* Required task:
Can you transcribe every line exactly and leave the pictures behind?
=== Supplied records ===
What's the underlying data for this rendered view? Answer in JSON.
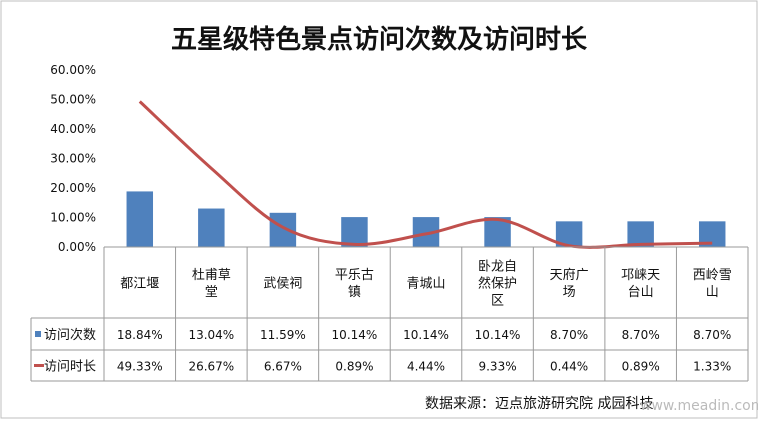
{
  "chart_data": {
    "type": "bar",
    "title": "五星级特色景点访问次数及访问时长",
    "categories": [
      [
        "都江堰"
      ],
      [
        "杜甫草",
        "堂"
      ],
      [
        "武侯祠"
      ],
      [
        "平乐古",
        "镇"
      ],
      [
        "青城山"
      ],
      [
        "卧龙自",
        "然保护",
        "区"
      ],
      [
        "天府广",
        "场"
      ],
      [
        "邛崃天",
        "台山"
      ],
      [
        "西岭雪",
        "山"
      ]
    ],
    "series": [
      {
        "name": "访问次数",
        "type": "bar",
        "color": "#4f81bd",
        "values": [
          18.84,
          13.04,
          11.59,
          10.14,
          10.14,
          10.14,
          8.7,
          8.7,
          8.7
        ],
        "labels": [
          "18.84%",
          "13.04%",
          "11.59%",
          "10.14%",
          "10.14%",
          "10.14%",
          "8.70%",
          "8.70%",
          "8.70%"
        ]
      },
      {
        "name": "访问时长",
        "type": "line",
        "color": "#c0504d",
        "values": [
          49.33,
          26.67,
          6.67,
          0.89,
          4.44,
          9.33,
          0.44,
          0.89,
          1.33
        ],
        "labels": [
          "49.33%",
          "26.67%",
          "6.67%",
          "0.89%",
          "4.44%",
          "9.33%",
          "0.44%",
          "0.89%",
          "1.33%"
        ]
      }
    ],
    "yticks": [
      "60.00%",
      "50.00%",
      "40.00%",
      "30.00%",
      "20.00%",
      "10.00%",
      "0.00%"
    ],
    "ylim": [
      0,
      60
    ],
    "ystep": 10,
    "grid": false,
    "legend": "data-table",
    "source": "数据来源：迈点旅游研究院   成园科技",
    "watermark": "www.meadin.com"
  }
}
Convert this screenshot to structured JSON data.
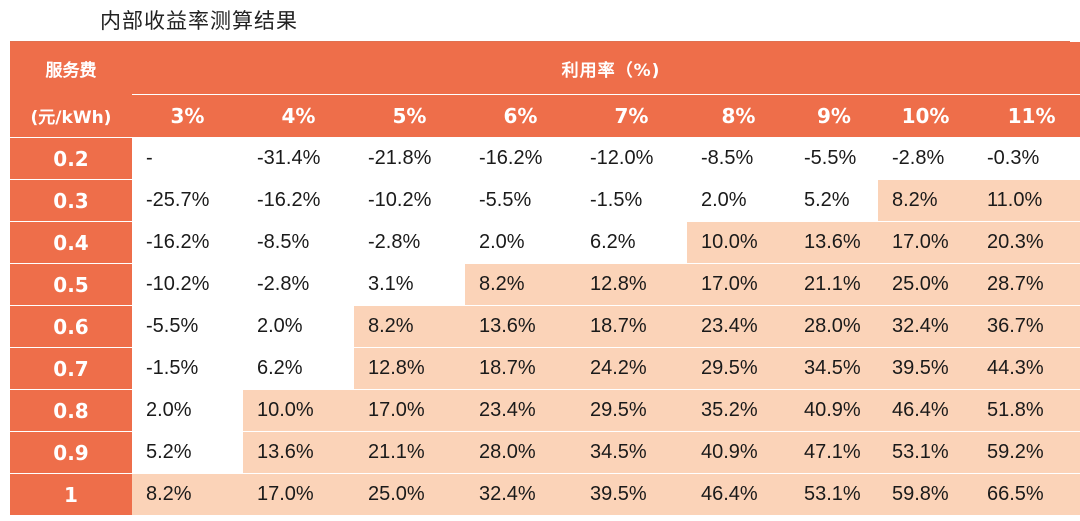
{
  "title": "内部收益率测算结果",
  "table": {
    "corner_label_line1": "服务费",
    "corner_label_line2": "(元/kWh)",
    "utilization_label": "利用率（%)",
    "columns": [
      "3%",
      "4%",
      "5%",
      "6%",
      "7%",
      "8%",
      "9%",
      "10%",
      "11%"
    ],
    "rows": [
      {
        "fee": "0.2",
        "values": [
          "-",
          "-31.4%",
          "-21.8%",
          "-16.2%",
          "-12.0%",
          "-8.5%",
          "-5.5%",
          "-2.8%",
          "-0.3%"
        ],
        "shaded_from": 9
      },
      {
        "fee": "0.3",
        "values": [
          "-25.7%",
          "-16.2%",
          "-10.2%",
          "-5.5%",
          "-1.5%",
          "2.0%",
          "5.2%",
          "8.2%",
          "11.0%"
        ],
        "shaded_from": 7
      },
      {
        "fee": "0.4",
        "values": [
          "-16.2%",
          "-8.5%",
          "-2.8%",
          "2.0%",
          "6.2%",
          "10.0%",
          "13.6%",
          "17.0%",
          "20.3%"
        ],
        "shaded_from": 5
      },
      {
        "fee": "0.5",
        "values": [
          "-10.2%",
          "-2.8%",
          "3.1%",
          "8.2%",
          "12.8%",
          "17.0%",
          "21.1%",
          "25.0%",
          "28.7%"
        ],
        "shaded_from": 3
      },
      {
        "fee": "0.6",
        "values": [
          "-5.5%",
          "2.0%",
          "8.2%",
          "13.6%",
          "18.7%",
          "23.4%",
          "28.0%",
          "32.4%",
          "36.7%"
        ],
        "shaded_from": 2
      },
      {
        "fee": "0.7",
        "values": [
          "-1.5%",
          "6.2%",
          "12.8%",
          "18.7%",
          "24.2%",
          "29.5%",
          "34.5%",
          "39.5%",
          "44.3%"
        ],
        "shaded_from": 2
      },
      {
        "fee": "0.8",
        "values": [
          "2.0%",
          "10.0%",
          "17.0%",
          "23.4%",
          "29.5%",
          "35.2%",
          "40.9%",
          "46.4%",
          "51.8%"
        ],
        "shaded_from": 1
      },
      {
        "fee": "0.9",
        "values": [
          "5.2%",
          "13.6%",
          "21.1%",
          "28.0%",
          "34.5%",
          "40.9%",
          "47.1%",
          "53.1%",
          "59.2%"
        ],
        "shaded_from": 1
      },
      {
        "fee": "1",
        "values": [
          "8.2%",
          "17.0%",
          "25.0%",
          "32.4%",
          "39.5%",
          "46.4%",
          "53.1%",
          "59.8%",
          "66.5%"
        ],
        "shaded_from": 0
      }
    ]
  },
  "colors": {
    "header_orange": "#ee6e4a",
    "shade_peach": "#fbd3b8",
    "text": "#1a1a1a"
  }
}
===
* Exercise output:
What's the underlying data for this rendered view? Answer in JSON.
{
  "chart_data": {
    "type": "bar",
    "title": "五星级特色景点访问次数及访问时长",
    "categories": [
      [
        "都江堰"
      ],
      [
        "杜甫草",
        "堂"
      ],
      [
        "武侯祠"
      ],
      [
        "平乐古",
        "镇"
      ],
      [
        "青城山"
      ],
      [
        "卧龙自",
        "然保护",
        "区"
      ],
      [
        "天府广",
        "场"
      ],
      [
        "邛崃天",
        "台山"
      ],
      [
        "西岭雪",
        "山"
      ]
    ],
    "series": [
      {
        "name": "访问次数",
        "type": "bar",
        "color": "#4f81bd",
        "values": [
          18.84,
          13.04,
          11.59,
          10.14,
          10.14,
          10.14,
          8.7,
          8.7,
          8.7
        ],
        "labels": [
          "18.84%",
          "13.04%",
          "11.59%",
          "10.14%",
          "10.14%",
          "10.14%",
          "8.70%",
          "8.70%",
          "8.70%"
        ]
      },
      {
        "name": "访问时长",
        "type": "line",
        "color": "#c0504d",
        "values": [
          49.33,
          26.67,
          6.67,
          0.89,
          4.44,
          9.33,
          0.44,
          0.89,
          1.33
        ],
        "labels": [
          "49.33%",
          "26.67%",
          "6.67%",
          "0.89%",
          "4.44%",
          "9.33%",
          "0.44%",
          "0.89%",
          "1.33%"
        ]
      }
    ],
    "yticks": [
      "60.00%",
      "50.00%",
      "40.00%",
      "30.00%",
      "20.00%",
      "10.00%",
      "0.00%"
    ],
    "ylim": [
      0,
      60
    ],
    "ystep": 10,
    "grid": false,
    "legend": "data-table",
    "source": "数据来源：迈点旅游研究院   成园科技",
    "watermark": "www.meadin.com"
  }
}
Convert this screenshot to structured JSON data.
{
  "title": "内部收益率测算结果",
  "table": {
    "corner_label_line1": "服务费",
    "corner_label_line2": "(元/kWh)",
    "utilization_label": "利用率（%)",
    "columns": [
      "3%",
      "4%",
      "5%",
      "6%",
      "7%",
      "8%",
      "9%",
      "10%",
      "11%"
    ],
    "rows": [
      {
        "fee": "0.2",
        "values": [
          "-",
          "-31.4%",
          "-21.8%",
          "-16.2%",
          "-12.0%",
          "-8.5%",
          "-5.5%",
          "-2.8%",
          "-0.3%"
        ],
        "shaded_from": 9
      },
      {
        "fee": "0.3",
        "values": [
          "-25.7%",
          "-16.2%",
          "-10.2%",
          "-5.5%",
          "-1.5%",
          "2.0%",
          "5.2%",
          "8.2%",
          "11.0%"
        ],
        "shaded_from": 7
      },
      {
        "fee": "0.4",
        "values": [
          "-16.2%",
          "-8.5%",
          "-2.8%",
          "2.0%",
          "6.2%",
          "10.0%",
          "13.6%",
          "17.0%",
          "20.3%"
        ],
        "shaded_from": 5
      },
      {
        "fee": "0.5",
        "values": [
          "-10.2%",
          "-2.8%",
          "3.1%",
          "8.2%",
          "12.8%",
          "17.0%",
          "21.1%",
          "25.0%",
          "28.7%"
        ],
        "shaded_from": 3
      },
      {
        "fee": "0.6",
        "values": [
          "-5.5%",
          "2.0%",
          "8.2%",
          "13.6%",
          "18.7%",
          "23.4%",
          "28.0%",
          "32.4%",
          "36.7%"
        ],
        "shaded_from": 2
      },
      {
        "fee": "0.7",
        "values": [
          "-1.5%",
          "6.2%",
          "12.8%",
          "18.7%",
          "24.2%",
          "29.5%",
          "34.5%",
          "39.5%",
          "44.3%"
        ],
        "shaded_from": 2
      },
      {
        "fee": "0.8",
        "values": [
          "2.0%",
          "10.0%",
          "17.0%",
          "23.4%",
          "29.5%",
          "35.2%",
          "40.9%",
          "46.4%",
          "51.8%"
        ],
        "shaded_from": 1
      },
      {
        "fee": "0.9",
        "values": [
          "5.2%",
          "13.6%",
          "21.1%",
          "28.0%",
          "34.5%",
          "40.9%",
          "47.1%",
          "53.1%",
          "59.2%"
        ],
        "shaded_from": 1
      },
      {
        "fee": "1",
        "values": [
          "8.2%",
          "17.0%",
          "25.0%",
          "32.4%",
          "39.5%",
          "46.4%",
          "53.1%",
          "59.8%",
          "66.5%"
        ],
        "shaded_from": 0
      }
    ]
  },
  "colors": {
    "header_orange": "#ee6e4a",
    "shade_peach": "#fbd3b8",
    "text": "#1a1a1a"
  }
}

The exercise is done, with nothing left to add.